● **Quoted passage**
Evidence suggests that children and adults belonging to wealthy families, in terms of education and economic status, tend to have less impaired oral health than their poorer counterparts [20, 40, 41]. Nicolau et al., [42], have suggested that lower socio-economic status and family living conditions affect school performance and oral health behaviour. School performance was included in multiple logistic regression analysis along with the sociodemographic variables as it has been acknowledged that school progress shows a positive gradient with material possessions [42]. In this study, children who performed poorly in school were more likely to report their teeth status to be bad when compared to subjects who considered that they performed well in school. Although the question regarding school performance was judged according to schoolchildren's own view rather than to their actual grades, it seems surprising to find one-fifth claiming to have performed poorly. It was anticipated that on being questioned about themselves the children would provide positive remarks [38], which does not seem to be the case in this study. The reported bad school performance might be a reflection of children's general state of life [43] as well as of their bad state of teeth.

Consistent with findings in previous studies [18, 25, 44], the present results revealed positive associations between self-reported state of teeth and dental caries and self-reported oral problems. Studies should be done to see whether perceived oral health status could be improved through strengthening of preventive and therapeutic dental services for primary school children. Gherunpong et al., [25] found that gingival inflammation and bleeding impacted negatively on children's oral quality of life and subsequently prevented them from brushing their teeth. Whereas numerous studies have identified a gap between professionally – and self-defined oral health [45] others have found statistically significant associations of various strength [46]. Thus, the present finding also supports previous studies suggesting that caries experience is a consistent clinical correlate of adolescent's oral quality of life [23, 46, 47]. The positive association between DMFT scores and self-reported state of teeth might be attributed partly to a high level of untreated dental caries and a high level of unmet need for dental care and partly to a high level of awareness and self-perception of dental disease on the part of the children investigated. Contrary to the results reported by Ostberg et al., [13], the DMFT index was possibly sensitive enough to be associated with self-reported state of teeth even in the presence of low mean DMFT scores.

It is noteworthy that schoolchildren who had experience with dental visits, reported to have bad state of teeth more often than their counterparts with no dental visits. Similar results have been reported previously in developing countries and might reflect symptomatic dental visiting habits and need for emergency care rather than an unexpected response to dental treatment [24, 48].

Children who were dissatisfied with their appearance of teeth tended to perceive their teeth status as bad. Earlier studies have reasoned children to be dissatisfied with dental appearance in the presence of fractured anterior teeth, malpositioned teeth and untreated malocclusion [21, 25, 49]. Although children in the present study had fractured anterior teeth, no significant difference was found between those with and without anterior trauma when reporting the state of their teeth as bad. This type of difference in self-perception might be predisposed by socio-cultural variations. Further investigation might be required to assess the impact of malpositened teeth and malocclusion on self-reported state of teeth.

Conclusion

This study revealed that 23% of schoolchildren reported the state of teeth to be bad and more so among children with poor school performance, having bad breath and food impaction, those who visited a dentist, were dissatisfied with appearance of teeth and had caries experience. Apart from professionally assessed dental status, self-reports measuring oral health may also play a significant part in gathering information about dental health of children. Information on self-reported oral health may help oral health planners to plan preventive programmes with limited resources [3, 39].

● **Information provided**
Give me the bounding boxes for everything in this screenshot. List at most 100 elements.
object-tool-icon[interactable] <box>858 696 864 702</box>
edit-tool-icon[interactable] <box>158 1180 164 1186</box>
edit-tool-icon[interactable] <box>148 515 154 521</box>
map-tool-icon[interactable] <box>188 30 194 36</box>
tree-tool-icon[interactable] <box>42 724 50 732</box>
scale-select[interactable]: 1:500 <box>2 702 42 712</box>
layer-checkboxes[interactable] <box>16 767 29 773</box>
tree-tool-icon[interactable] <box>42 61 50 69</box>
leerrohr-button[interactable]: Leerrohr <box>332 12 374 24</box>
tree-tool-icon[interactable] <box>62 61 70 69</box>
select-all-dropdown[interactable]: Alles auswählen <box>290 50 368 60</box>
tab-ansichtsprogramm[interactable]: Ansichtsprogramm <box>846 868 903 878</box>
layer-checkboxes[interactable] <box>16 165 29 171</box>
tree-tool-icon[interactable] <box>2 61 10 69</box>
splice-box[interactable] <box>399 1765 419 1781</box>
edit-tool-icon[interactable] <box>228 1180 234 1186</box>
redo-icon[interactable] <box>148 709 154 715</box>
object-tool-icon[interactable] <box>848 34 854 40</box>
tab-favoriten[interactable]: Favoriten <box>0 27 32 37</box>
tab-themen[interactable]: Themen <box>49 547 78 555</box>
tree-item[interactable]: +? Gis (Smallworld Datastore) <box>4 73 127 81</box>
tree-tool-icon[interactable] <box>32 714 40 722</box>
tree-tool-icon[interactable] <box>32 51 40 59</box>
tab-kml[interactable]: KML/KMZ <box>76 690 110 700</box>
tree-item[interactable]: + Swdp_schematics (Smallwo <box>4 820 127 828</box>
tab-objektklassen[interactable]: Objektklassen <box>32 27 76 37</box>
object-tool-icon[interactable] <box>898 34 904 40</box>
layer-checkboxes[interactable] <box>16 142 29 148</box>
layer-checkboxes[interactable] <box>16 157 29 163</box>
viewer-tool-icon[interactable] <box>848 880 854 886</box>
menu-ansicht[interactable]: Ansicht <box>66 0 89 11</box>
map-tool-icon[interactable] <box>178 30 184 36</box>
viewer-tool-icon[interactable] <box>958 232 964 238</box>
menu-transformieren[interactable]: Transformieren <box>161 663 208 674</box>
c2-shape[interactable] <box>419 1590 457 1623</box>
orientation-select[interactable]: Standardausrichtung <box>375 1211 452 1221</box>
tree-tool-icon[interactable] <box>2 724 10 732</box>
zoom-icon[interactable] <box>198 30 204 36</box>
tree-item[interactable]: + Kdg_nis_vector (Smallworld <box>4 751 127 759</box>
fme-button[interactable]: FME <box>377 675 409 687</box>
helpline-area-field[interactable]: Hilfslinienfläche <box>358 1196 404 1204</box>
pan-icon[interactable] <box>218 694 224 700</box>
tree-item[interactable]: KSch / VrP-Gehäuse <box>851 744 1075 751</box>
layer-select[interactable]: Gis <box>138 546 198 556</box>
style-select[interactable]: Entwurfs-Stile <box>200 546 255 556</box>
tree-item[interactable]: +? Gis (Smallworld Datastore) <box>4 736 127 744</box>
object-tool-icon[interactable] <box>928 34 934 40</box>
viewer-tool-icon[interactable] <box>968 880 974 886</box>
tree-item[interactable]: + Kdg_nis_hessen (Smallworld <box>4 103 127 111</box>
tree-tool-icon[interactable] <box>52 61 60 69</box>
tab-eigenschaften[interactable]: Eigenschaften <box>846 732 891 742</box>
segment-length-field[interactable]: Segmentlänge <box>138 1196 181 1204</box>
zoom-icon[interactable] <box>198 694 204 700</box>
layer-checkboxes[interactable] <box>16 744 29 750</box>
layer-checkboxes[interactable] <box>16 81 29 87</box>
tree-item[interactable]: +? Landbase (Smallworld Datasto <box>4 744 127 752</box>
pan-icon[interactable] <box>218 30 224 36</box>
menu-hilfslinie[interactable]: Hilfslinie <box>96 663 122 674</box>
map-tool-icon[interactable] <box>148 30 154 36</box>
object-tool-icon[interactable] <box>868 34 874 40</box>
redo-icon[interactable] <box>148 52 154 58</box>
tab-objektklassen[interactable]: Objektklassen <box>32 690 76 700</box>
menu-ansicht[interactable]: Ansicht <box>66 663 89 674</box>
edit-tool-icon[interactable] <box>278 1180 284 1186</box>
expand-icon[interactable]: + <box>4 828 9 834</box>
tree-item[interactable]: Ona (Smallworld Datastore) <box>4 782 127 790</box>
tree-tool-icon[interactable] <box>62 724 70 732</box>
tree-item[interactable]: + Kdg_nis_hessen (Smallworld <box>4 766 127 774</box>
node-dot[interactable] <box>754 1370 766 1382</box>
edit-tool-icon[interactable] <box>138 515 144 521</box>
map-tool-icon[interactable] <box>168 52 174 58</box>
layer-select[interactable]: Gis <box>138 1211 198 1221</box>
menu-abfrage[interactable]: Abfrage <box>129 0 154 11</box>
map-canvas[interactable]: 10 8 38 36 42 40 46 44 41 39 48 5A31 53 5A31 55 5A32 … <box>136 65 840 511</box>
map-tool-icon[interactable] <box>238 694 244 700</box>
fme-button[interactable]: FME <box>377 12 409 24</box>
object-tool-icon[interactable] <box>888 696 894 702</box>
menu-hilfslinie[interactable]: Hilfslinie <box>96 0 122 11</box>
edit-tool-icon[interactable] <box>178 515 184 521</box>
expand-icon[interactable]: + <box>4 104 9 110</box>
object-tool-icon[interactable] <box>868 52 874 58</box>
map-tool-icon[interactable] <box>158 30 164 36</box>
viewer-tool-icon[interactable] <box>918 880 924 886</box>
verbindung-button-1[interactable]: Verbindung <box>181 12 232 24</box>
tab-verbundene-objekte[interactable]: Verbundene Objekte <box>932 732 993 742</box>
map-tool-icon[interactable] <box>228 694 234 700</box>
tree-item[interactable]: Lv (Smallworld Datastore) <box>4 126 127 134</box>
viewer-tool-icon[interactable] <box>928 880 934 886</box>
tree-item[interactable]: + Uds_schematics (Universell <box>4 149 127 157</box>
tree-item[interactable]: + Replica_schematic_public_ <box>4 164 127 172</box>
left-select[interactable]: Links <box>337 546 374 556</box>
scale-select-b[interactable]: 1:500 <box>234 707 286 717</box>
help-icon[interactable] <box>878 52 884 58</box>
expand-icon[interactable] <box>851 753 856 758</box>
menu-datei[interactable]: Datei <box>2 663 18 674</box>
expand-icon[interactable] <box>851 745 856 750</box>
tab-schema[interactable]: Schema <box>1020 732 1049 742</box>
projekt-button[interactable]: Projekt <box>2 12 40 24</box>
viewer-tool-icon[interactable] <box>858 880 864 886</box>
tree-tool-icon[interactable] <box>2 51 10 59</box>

● **Work task 1**
In the passage on children's self-reported oral health, transcribe the text between "Children who were" and "self-reported state of teeth.", inclusive.
● **Work task 2**
Answer these questions from the passage on children's self-reported oral health:
(a) What percentage of schoolchildren reported the state of their teeth to be bad?
(b) What fraction of the children claimed to have performed poorly in school?
(c) Which index was possibly sensitive enough to be associated with self-reported state of teeth even with low mean scores?

● **Answer section 1**
Children who were dissatisfied with their appearance of teeth tended to perceive their teeth status as bad. Earlier studies have reasoned children to be dissatisfied with dental appearance in the presence of fractured anterior teeth, malpositioned teeth and untreated malocclusion [21, 25, 49]. Although children in the present study had fractured anterior teeth, no significant difference was found between those with and without anterior trauma when reporting the state of their teeth as bad. This type of difference in self-perception might be predisposed by socio-cultural variations. Further investigation might be required to assess the impact of malpositened teeth and malocclusion on self-reported state of teeth.

● **Answer section 2**
(a) 23%
(b) One-fifth
(c) The DMFT index